==== Rows ====

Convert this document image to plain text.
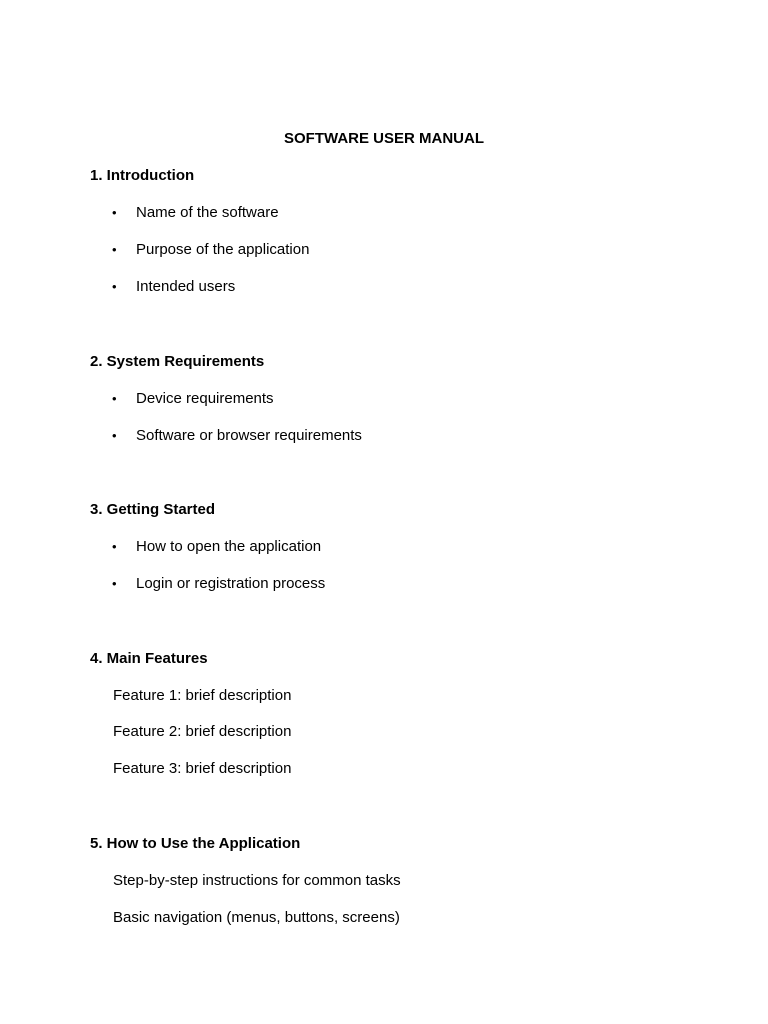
SOFTWARE USER MANUAL
1. Introduction
• Name of the software
• Purpose of the application
• Intended users
2. System Requirements
• Device requirements
• Software or browser requirements
3. Getting Started
• How to open the application
• Login or registration process
4. Main Features
Feature 1: brief description
Feature 2: brief description
Feature 3: brief description
5. How to Use the Application
Step-by-step instructions for common tasks
Basic navigation (menus, buttons, screens)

====

__Do this__: Print the records above exactly as they stand, but leave out the pictures.

__Finished task__:
Convert this document image to plain text.
SOFTWARE USER MANUAL
1. Introduction
• Name of the software
• Purpose of the application
• Intended users
2. System Requirements
• Device requirements
• Software or browser requirements
3. Getting Started
• How to open the application
• Login or registration process
4. Main Features
Feature 1: brief description
Feature 2: brief description
Feature 3: brief description
5. How to Use the Application
Step-by-step instructions for common tasks
Basic navigation (menus, buttons, screens)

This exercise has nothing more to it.